Exercise task: Provide an exact copy of the data, excluding the images.

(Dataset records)
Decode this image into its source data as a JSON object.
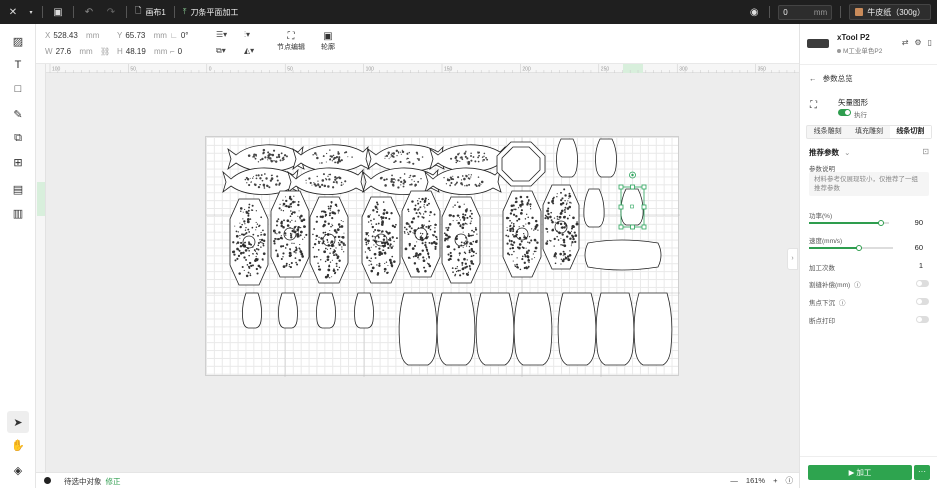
{
  "topbar": {
    "canvas_tab": "画布1",
    "process_tab": "刀条平面加工",
    "zoom_value": "0",
    "zoom_unit": "mm",
    "material": "牛皮纸（300g）"
  },
  "props": {
    "x_label": "X",
    "x_value": "528.43",
    "x_unit": "mm",
    "y_label": "Y",
    "y_value": "65.73",
    "y_unit": "mm",
    "angle_value": "0°",
    "w_label": "W",
    "w_value": "27.6",
    "w_unit": "mm",
    "h_label": "H",
    "h_value": "48.19",
    "h_unit": "mm",
    "corner_value": "0",
    "node_edit": "节点编辑",
    "outline": "轮廓"
  },
  "rulers": {
    "ticks": [
      "100",
      "50",
      "0",
      "50",
      "100",
      "150",
      "200",
      "250",
      "300",
      "350",
      "400"
    ]
  },
  "status": {
    "selection": "待选中对象",
    "selection_link": "修正",
    "zoom": "161%"
  },
  "panel": {
    "device_name": "xTool P2",
    "device_status": "M工业单色P2",
    "back_label": "参数总览",
    "layer_name": "矢量图形",
    "layer_state": "执行",
    "tabs": [
      "线条雕刻",
      "填充雕刻",
      "线条切割"
    ],
    "active_tab": 2,
    "preset_label": "推荐参数",
    "param_desc_label": "参数说明",
    "param_desc": "材料参考仅展现较小，仅推荐了一组推荐参数",
    "power_label": "功率(%)",
    "power_value": 90,
    "speed_label": "速度(mm/s)",
    "speed_value": 60,
    "passes_label": "加工次数",
    "passes_value": "1",
    "kerf_label": "割缝补偿(mm)",
    "focus_label": "焦点下沉",
    "breakpoint_label": "断点打印",
    "process_button": "加工",
    "more_button": "···"
  },
  "colors": {
    "accent": "#2ea44f",
    "topbar": "#1f1f1f",
    "selection": "#29a35a"
  }
}
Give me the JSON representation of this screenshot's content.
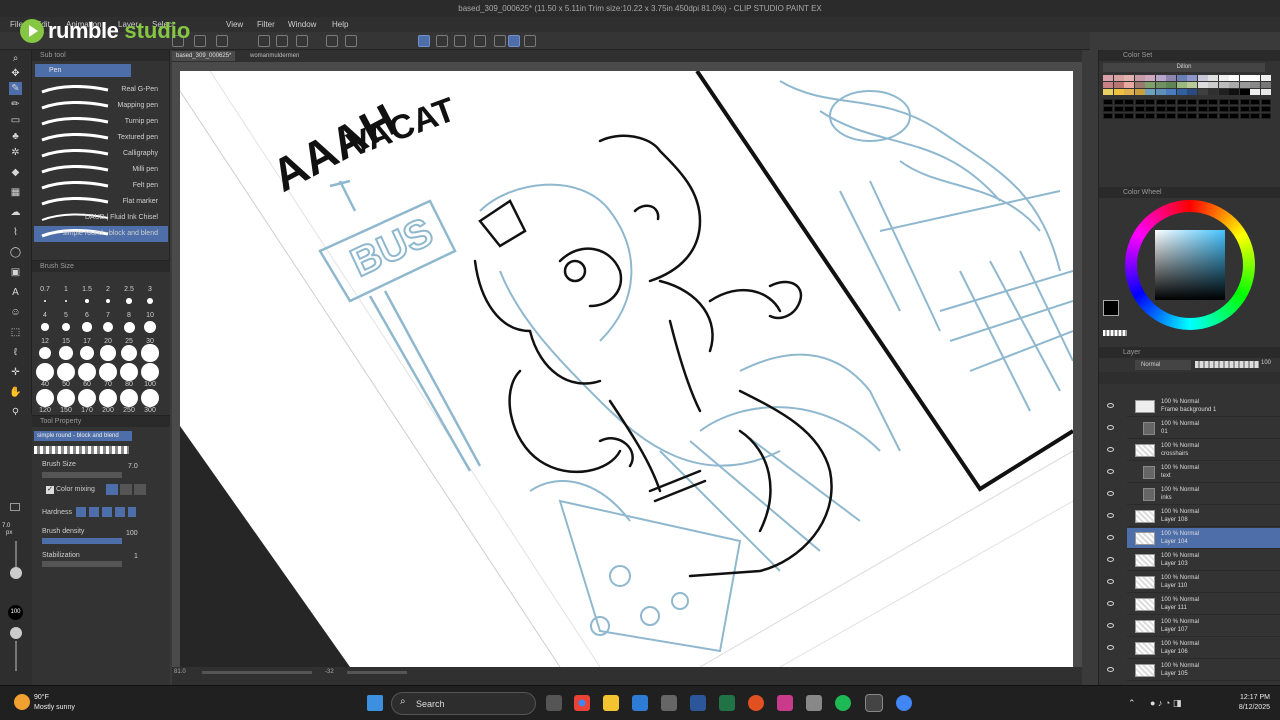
{
  "app": {
    "title": "based_309_000625* (11.50 x 5.11in Trim size:10.22 x 3.75in 450dpi 81.0%) - CLIP STUDIO PAINT EX",
    "watermark_brand": "rumble",
    "watermark_suffix": "studio"
  },
  "menu": [
    "File",
    "Edit",
    "Animation",
    "Layer",
    "Select",
    "View",
    "Filter",
    "Window",
    "Help"
  ],
  "doc_tabs": [
    "based_309_000625*",
    "womanmuldermen"
  ],
  "subtool": {
    "panel_title": "Sub tool",
    "active_tab": "Pen",
    "brushes": [
      {
        "name": "Real G-Pen"
      },
      {
        "name": "Mapping pen"
      },
      {
        "name": "Turnip pen"
      },
      {
        "name": "Textured pen"
      },
      {
        "name": "Calligraphy"
      },
      {
        "name": "Milli pen"
      },
      {
        "name": "Felt pen"
      },
      {
        "name": "Flat marker"
      },
      {
        "name": "DAUB | Fluid Ink Chisel"
      },
      {
        "name": "simple round - block and blend"
      }
    ]
  },
  "brush_size": {
    "panel_title": "Brush Size",
    "sizes": [
      "0.7",
      "1",
      "1.5",
      "2",
      "2.5",
      "3",
      "4",
      "5",
      "6",
      "7",
      "8",
      "10",
      "12",
      "15",
      "17",
      "20",
      "25",
      "30",
      "40",
      "50",
      "60",
      "70",
      "80",
      "100",
      "120",
      "150",
      "170",
      "200",
      "250",
      "300"
    ]
  },
  "tool_property": {
    "panel_title": "Tool Property",
    "preset_name": "simple round - block and blend",
    "brush_size_label": "Brush Size",
    "brush_size_value": "7.0",
    "color_mixing_label": "Color mixing",
    "hardness_label": "Hardness",
    "brush_density_label": "Brush density",
    "brush_density_value": "100",
    "stabilization_label": "Stabilization",
    "stabilization_value": "1",
    "left_size_value": "7.0",
    "left_size_unit": "px",
    "opacity_value": "100"
  },
  "color_set": {
    "panel_title": "Color Set",
    "set_name": "Dillon"
  },
  "color_wheel": {
    "panel_title": "Color Wheel"
  },
  "layer": {
    "panel_title": "Layer",
    "blend_mode": "Normal",
    "opacity": "100",
    "rows": [
      {
        "line1": "100 % Normal",
        "line2": "Frame background 1",
        "kind": "paper"
      },
      {
        "line1": "100 % Normal",
        "line2": "01",
        "kind": "folder"
      },
      {
        "line1": "100 % Normal",
        "line2": "crosshairs",
        "kind": "layer"
      },
      {
        "line1": "100 % Normal",
        "line2": "text",
        "kind": "folder"
      },
      {
        "line1": "100 % Normal",
        "line2": "inks",
        "kind": "folder"
      },
      {
        "line1": "100 % Normal",
        "line2": "Layer 108",
        "kind": "layer"
      },
      {
        "line1": "100 % Normal",
        "line2": "Layer 104",
        "kind": "layer",
        "selected": true
      },
      {
        "line1": "100 % Normal",
        "line2": "Layer 103",
        "kind": "layer"
      },
      {
        "line1": "100 % Normal",
        "line2": "Layer 110",
        "kind": "layer"
      },
      {
        "line1": "100 % Normal",
        "line2": "Layer 111",
        "kind": "layer"
      },
      {
        "line1": "100 % Normal",
        "line2": "Layer 107",
        "kind": "layer"
      },
      {
        "line1": "100 % Normal",
        "line2": "Layer 106",
        "kind": "layer"
      },
      {
        "line1": "100 % Normal",
        "line2": "Layer 105",
        "kind": "layer"
      }
    ]
  },
  "canvas": {
    "art_text_1": "AAAH",
    "art_text_2": "VACAT",
    "sign_text": "BUS",
    "status_zoom": "81.0",
    "status_angle": "-32"
  },
  "taskbar": {
    "weather_temp": "90°F",
    "weather_desc": "Mostly sunny",
    "search_placeholder": "Search",
    "time": "12:17 PM",
    "date": "8/12/2025"
  },
  "colors": {
    "accent": "#4d6ea8",
    "sketch_blue": "#8fb8cf",
    "ink": "#111111",
    "rumble_green": "#85c742"
  }
}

Completed task:
Decode this image into its source data as a JSON object.
{
  "topbar": {
    "canvas_tab": "画布1",
    "process_tab": "刀条平面加工",
    "zoom_value": "0",
    "zoom_unit": "mm",
    "material": "牛皮纸（300g）"
  },
  "props": {
    "x_label": "X",
    "x_value": "528.43",
    "x_unit": "mm",
    "y_label": "Y",
    "y_value": "65.73",
    "y_unit": "mm",
    "angle_value": "0°",
    "w_label": "W",
    "w_value": "27.6",
    "w_unit": "mm",
    "h_label": "H",
    "h_value": "48.19",
    "h_unit": "mm",
    "corner_value": "0",
    "node_edit": "节点编辑",
    "outline": "轮廓"
  },
  "rulers": {
    "ticks": [
      "100",
      "50",
      "0",
      "50",
      "100",
      "150",
      "200",
      "250",
      "300",
      "350",
      "400"
    ]
  },
  "status": {
    "selection": "待选中对象",
    "selection_link": "修正",
    "zoom": "161%"
  },
  "panel": {
    "device_name": "xTool P2",
    "device_status": "M工业单色P2",
    "back_label": "参数总览",
    "layer_name": "矢量图形",
    "layer_state": "执行",
    "tabs": [
      "线条雕刻",
      "填充雕刻",
      "线条切割"
    ],
    "active_tab": 2,
    "preset_label": "推荐参数",
    "param_desc_label": "参数说明",
    "param_desc": "材料参考仅展现较小，仅推荐了一组推荐参数",
    "power_label": "功率(%)",
    "power_value": 90,
    "speed_label": "速度(mm/s)",
    "speed_value": 60,
    "passes_label": "加工次数",
    "passes_value": "1",
    "kerf_label": "割缝补偿(mm)",
    "focus_label": "焦点下沉",
    "breakpoint_label": "断点打印",
    "process_button": "加工",
    "more_button": "···"
  },
  "colors": {
    "accent": "#2ea44f",
    "topbar": "#1f1f1f",
    "selection": "#29a35a"
  }
}
Give me the JSON representation of this screenshot's content.
{
  "app": {
    "title": "based_309_000625* (11.50 x 5.11in Trim size:10.22 x 3.75in 450dpi 81.0%) - CLIP STUDIO PAINT EX",
    "watermark_brand": "rumble",
    "watermark_suffix": "studio"
  },
  "menu": [
    "File",
    "Edit",
    "Animation",
    "Layer",
    "Select",
    "View",
    "Filter",
    "Window",
    "Help"
  ],
  "doc_tabs": [
    "based_309_000625*",
    "womanmuldermen"
  ],
  "subtool": {
    "panel_title": "Sub tool",
    "active_tab": "Pen",
    "brushes": [
      {
        "name": "Real G-Pen"
      },
      {
        "name": "Mapping pen"
      },
      {
        "name": "Turnip pen"
      },
      {
        "name": "Textured pen"
      },
      {
        "name": "Calligraphy"
      },
      {
        "name": "Milli pen"
      },
      {
        "name": "Felt pen"
      },
      {
        "name": "Flat marker"
      },
      {
        "name": "DAUB | Fluid Ink Chisel"
      },
      {
        "name": "simple round - block and blend"
      }
    ]
  },
  "brush_size": {
    "panel_title": "Brush Size",
    "sizes": [
      "0.7",
      "1",
      "1.5",
      "2",
      "2.5",
      "3",
      "4",
      "5",
      "6",
      "7",
      "8",
      "10",
      "12",
      "15",
      "17",
      "20",
      "25",
      "30",
      "40",
      "50",
      "60",
      "70",
      "80",
      "100",
      "120",
      "150",
      "170",
      "200",
      "250",
      "300"
    ]
  },
  "tool_property": {
    "panel_title": "Tool Property",
    "preset_name": "simple round - block and blend",
    "brush_size_label": "Brush Size",
    "brush_size_value": "7.0",
    "color_mixing_label": "Color mixing",
    "hardness_label": "Hardness",
    "brush_density_label": "Brush density",
    "brush_density_value": "100",
    "stabilization_label": "Stabilization",
    "stabilization_value": "1",
    "left_size_value": "7.0",
    "left_size_unit": "px",
    "opacity_value": "100"
  },
  "color_set": {
    "panel_title": "Color Set",
    "set_name": "Dillon"
  },
  "color_wheel": {
    "panel_title": "Color Wheel"
  },
  "layer": {
    "panel_title": "Layer",
    "blend_mode": "Normal",
    "opacity": "100",
    "rows": [
      {
        "line1": "100 % Normal",
        "line2": "Frame background 1",
        "kind": "paper"
      },
      {
        "line1": "100 % Normal",
        "line2": "01",
        "kind": "folder"
      },
      {
        "line1": "100 % Normal",
        "line2": "crosshairs",
        "kind": "layer"
      },
      {
        "line1": "100 % Normal",
        "line2": "text",
        "kind": "folder"
      },
      {
        "line1": "100 % Normal",
        "line2": "inks",
        "kind": "folder"
      },
      {
        "line1": "100 % Normal",
        "line2": "Layer 108",
        "kind": "layer"
      },
      {
        "line1": "100 % Normal",
        "line2": "Layer 104",
        "kind": "layer",
        "selected": true
      },
      {
        "line1": "100 % Normal",
        "line2": "Layer 103",
        "kind": "layer"
      },
      {
        "line1": "100 % Normal",
        "line2": "Layer 110",
        "kind": "layer"
      },
      {
        "line1": "100 % Normal",
        "line2": "Layer 111",
        "kind": "layer"
      },
      {
        "line1": "100 % Normal",
        "line2": "Layer 107",
        "kind": "layer"
      },
      {
        "line1": "100 % Normal",
        "line2": "Layer 106",
        "kind": "layer"
      },
      {
        "line1": "100 % Normal",
        "line2": "Layer 105",
        "kind": "layer"
      }
    ]
  },
  "canvas": {
    "art_text_1": "AAAH",
    "art_text_2": "VACAT",
    "sign_text": "BUS",
    "status_zoom": "81.0",
    "status_angle": "-32"
  },
  "taskbar": {
    "weather_temp": "90°F",
    "weather_desc": "Mostly sunny",
    "search_placeholder": "Search",
    "time": "12:17 PM",
    "date": "8/12/2025"
  },
  "colors": {
    "accent": "#4d6ea8",
    "sketch_blue": "#8fb8cf",
    "ink": "#111111",
    "rumble_green": "#85c742"
  }
}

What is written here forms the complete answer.